▸ **Exercise directions**:
Determine how many lines contain the string "including", then reply with that figure only.

Extracted data entries
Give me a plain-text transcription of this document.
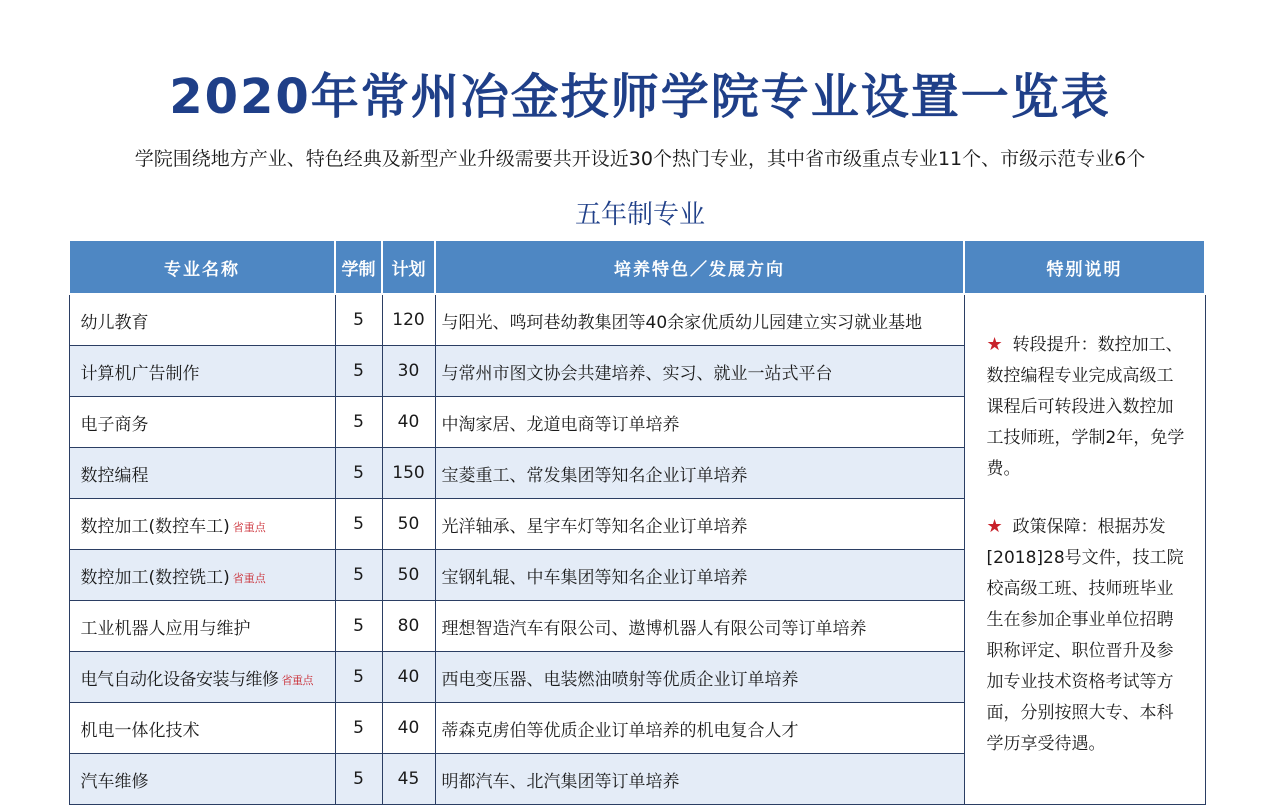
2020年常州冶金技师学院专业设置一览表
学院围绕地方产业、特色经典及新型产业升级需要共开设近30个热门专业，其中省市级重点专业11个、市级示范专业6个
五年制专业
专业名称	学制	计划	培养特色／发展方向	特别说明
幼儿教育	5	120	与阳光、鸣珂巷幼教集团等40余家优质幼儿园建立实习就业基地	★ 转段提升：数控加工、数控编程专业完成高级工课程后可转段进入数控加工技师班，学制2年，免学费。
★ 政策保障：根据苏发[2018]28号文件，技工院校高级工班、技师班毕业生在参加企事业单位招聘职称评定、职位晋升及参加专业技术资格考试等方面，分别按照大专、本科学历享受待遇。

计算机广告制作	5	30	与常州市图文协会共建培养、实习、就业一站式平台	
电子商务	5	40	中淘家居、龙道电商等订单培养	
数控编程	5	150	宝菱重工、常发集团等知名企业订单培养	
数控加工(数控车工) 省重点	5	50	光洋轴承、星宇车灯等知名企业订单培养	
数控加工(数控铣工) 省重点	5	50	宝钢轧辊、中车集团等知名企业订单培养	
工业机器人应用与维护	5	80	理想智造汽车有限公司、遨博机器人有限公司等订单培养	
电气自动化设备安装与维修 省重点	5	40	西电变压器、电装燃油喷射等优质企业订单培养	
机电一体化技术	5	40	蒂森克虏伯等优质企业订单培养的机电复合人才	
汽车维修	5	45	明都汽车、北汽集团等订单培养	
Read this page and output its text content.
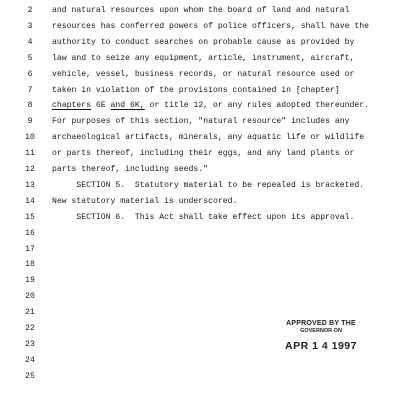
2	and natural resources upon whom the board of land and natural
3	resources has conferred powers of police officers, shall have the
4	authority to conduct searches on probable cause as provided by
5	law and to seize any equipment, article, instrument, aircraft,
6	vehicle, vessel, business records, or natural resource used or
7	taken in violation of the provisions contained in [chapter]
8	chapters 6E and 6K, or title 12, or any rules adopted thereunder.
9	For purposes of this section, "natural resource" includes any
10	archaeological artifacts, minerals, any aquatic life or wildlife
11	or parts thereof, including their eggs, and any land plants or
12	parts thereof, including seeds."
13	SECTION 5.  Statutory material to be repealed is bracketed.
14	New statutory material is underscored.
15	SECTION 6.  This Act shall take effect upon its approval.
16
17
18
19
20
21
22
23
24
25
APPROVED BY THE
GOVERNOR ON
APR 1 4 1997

---

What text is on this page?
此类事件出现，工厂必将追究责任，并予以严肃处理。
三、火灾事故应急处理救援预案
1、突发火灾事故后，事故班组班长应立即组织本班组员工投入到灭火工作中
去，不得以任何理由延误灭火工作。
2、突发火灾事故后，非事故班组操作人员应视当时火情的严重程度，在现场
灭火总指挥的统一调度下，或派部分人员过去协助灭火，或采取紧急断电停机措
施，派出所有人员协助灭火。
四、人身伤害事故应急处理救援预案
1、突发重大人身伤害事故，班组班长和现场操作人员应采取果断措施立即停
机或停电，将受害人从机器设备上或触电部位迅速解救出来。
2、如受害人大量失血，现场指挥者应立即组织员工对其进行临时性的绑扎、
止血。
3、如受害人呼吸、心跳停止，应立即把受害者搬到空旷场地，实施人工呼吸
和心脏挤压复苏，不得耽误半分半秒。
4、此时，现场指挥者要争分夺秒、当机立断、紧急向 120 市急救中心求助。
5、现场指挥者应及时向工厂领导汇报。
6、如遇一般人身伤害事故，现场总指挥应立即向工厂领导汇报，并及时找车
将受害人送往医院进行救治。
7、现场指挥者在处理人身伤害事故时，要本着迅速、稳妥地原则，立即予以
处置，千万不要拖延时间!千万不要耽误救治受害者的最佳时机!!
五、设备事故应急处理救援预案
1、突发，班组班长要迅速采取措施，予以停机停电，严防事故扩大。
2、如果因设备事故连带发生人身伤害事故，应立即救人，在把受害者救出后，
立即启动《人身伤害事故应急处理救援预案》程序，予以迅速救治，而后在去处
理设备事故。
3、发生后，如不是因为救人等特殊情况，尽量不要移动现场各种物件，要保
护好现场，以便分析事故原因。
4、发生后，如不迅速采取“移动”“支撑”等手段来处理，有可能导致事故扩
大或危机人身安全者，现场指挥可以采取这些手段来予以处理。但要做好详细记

▸ **Solution for this task**:
2